■ Goal
Hunt for the word "title" across the entries below, copying each line that holds it.
** begin Records supplied **
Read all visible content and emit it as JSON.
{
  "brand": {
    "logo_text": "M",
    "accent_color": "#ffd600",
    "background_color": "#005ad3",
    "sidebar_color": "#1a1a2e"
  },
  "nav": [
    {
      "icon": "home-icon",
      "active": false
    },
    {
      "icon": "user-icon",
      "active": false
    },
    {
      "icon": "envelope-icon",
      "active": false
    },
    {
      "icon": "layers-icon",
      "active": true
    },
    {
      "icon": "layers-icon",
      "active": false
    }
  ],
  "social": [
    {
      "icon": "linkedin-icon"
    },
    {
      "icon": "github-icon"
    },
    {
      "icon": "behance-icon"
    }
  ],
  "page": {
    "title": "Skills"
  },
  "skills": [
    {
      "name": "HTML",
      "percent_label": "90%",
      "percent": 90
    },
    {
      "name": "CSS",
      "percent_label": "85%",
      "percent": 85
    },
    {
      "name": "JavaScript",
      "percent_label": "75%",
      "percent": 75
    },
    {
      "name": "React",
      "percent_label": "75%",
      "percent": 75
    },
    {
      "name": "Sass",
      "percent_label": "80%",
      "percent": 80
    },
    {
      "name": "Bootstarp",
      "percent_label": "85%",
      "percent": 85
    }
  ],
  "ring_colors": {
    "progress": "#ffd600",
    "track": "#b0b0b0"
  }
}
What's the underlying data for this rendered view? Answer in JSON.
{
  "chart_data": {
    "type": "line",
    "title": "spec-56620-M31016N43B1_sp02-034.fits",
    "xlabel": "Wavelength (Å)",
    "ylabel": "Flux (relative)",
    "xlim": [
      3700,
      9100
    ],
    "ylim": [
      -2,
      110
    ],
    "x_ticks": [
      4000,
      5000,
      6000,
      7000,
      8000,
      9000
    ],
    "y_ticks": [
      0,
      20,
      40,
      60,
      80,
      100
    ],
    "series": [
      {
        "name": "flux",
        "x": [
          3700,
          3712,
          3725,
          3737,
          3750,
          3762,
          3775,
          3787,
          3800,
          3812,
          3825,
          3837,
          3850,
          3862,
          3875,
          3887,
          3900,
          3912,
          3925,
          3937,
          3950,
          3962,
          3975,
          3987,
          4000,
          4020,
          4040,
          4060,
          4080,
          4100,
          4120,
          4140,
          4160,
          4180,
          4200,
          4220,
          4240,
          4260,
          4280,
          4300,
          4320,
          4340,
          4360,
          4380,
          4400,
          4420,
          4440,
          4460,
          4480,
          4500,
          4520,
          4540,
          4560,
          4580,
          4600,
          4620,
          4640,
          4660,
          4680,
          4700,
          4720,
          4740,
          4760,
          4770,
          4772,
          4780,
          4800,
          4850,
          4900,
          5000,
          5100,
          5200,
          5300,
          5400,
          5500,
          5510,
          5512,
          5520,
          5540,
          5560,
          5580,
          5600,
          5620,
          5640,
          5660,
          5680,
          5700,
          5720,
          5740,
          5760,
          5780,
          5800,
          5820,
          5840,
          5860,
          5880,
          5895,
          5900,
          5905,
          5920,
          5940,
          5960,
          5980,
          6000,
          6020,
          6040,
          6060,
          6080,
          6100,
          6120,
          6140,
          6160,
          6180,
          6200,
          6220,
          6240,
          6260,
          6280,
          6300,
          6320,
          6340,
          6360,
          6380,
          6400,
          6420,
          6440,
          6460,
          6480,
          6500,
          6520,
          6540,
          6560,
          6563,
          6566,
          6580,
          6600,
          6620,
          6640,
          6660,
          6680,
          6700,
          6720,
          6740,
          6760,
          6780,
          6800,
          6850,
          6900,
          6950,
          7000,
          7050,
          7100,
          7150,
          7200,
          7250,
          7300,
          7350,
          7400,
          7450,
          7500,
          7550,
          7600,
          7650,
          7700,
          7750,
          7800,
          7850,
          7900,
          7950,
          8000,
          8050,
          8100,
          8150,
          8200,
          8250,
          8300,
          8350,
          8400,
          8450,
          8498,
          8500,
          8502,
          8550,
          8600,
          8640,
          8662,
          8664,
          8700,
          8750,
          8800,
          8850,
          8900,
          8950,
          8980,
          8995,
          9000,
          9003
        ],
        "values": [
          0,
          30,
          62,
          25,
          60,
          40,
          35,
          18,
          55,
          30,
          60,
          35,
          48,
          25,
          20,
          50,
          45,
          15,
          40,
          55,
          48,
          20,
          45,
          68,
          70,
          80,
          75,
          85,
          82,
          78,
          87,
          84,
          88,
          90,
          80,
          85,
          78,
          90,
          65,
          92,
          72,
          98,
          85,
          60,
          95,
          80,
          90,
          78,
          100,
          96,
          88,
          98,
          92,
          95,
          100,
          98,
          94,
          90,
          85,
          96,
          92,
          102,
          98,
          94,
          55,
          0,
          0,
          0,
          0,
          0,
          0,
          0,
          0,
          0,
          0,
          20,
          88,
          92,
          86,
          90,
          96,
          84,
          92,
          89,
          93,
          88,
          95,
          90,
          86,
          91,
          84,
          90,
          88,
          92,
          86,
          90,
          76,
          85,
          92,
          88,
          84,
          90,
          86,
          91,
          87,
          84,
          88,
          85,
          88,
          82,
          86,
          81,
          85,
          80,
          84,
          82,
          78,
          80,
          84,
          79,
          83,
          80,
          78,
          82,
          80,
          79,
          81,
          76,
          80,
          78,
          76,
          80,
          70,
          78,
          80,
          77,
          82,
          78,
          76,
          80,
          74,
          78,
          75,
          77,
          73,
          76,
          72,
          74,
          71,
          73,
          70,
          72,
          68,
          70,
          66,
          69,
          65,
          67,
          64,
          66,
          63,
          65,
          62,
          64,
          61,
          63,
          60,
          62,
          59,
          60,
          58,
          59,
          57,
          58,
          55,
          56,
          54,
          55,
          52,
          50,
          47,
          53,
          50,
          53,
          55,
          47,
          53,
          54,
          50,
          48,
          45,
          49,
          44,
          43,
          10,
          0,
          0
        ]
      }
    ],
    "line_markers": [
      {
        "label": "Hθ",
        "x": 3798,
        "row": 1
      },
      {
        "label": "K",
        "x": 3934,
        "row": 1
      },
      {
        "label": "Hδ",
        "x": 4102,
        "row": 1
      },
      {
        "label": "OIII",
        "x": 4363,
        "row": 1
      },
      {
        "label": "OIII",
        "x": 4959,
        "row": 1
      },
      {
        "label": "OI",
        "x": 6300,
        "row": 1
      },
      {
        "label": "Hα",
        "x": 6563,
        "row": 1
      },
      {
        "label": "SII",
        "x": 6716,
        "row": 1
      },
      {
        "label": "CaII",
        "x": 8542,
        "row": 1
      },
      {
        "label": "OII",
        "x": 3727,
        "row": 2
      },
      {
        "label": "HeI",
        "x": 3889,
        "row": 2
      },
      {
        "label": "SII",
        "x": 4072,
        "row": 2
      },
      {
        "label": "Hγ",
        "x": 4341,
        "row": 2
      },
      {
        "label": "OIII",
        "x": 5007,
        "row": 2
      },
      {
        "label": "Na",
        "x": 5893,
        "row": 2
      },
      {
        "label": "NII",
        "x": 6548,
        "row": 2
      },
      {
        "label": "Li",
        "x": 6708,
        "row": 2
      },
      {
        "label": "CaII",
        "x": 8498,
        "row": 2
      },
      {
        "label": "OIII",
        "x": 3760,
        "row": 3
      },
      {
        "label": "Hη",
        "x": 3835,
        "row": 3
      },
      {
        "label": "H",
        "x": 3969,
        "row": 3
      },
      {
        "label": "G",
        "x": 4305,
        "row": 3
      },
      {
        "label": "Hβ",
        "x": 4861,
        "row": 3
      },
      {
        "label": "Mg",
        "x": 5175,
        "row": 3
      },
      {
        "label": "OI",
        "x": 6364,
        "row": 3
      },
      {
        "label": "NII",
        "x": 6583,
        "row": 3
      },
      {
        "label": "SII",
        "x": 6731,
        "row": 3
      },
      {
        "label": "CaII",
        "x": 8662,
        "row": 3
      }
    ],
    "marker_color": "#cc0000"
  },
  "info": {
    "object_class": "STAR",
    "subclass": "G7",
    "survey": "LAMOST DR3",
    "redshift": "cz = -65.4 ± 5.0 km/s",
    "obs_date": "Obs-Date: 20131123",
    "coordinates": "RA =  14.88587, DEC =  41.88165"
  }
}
** end Records supplied **
■ Worked answer
    "title": "Skills"
    "title": "spec-56620-M31016N43B1_sp02-034.fits",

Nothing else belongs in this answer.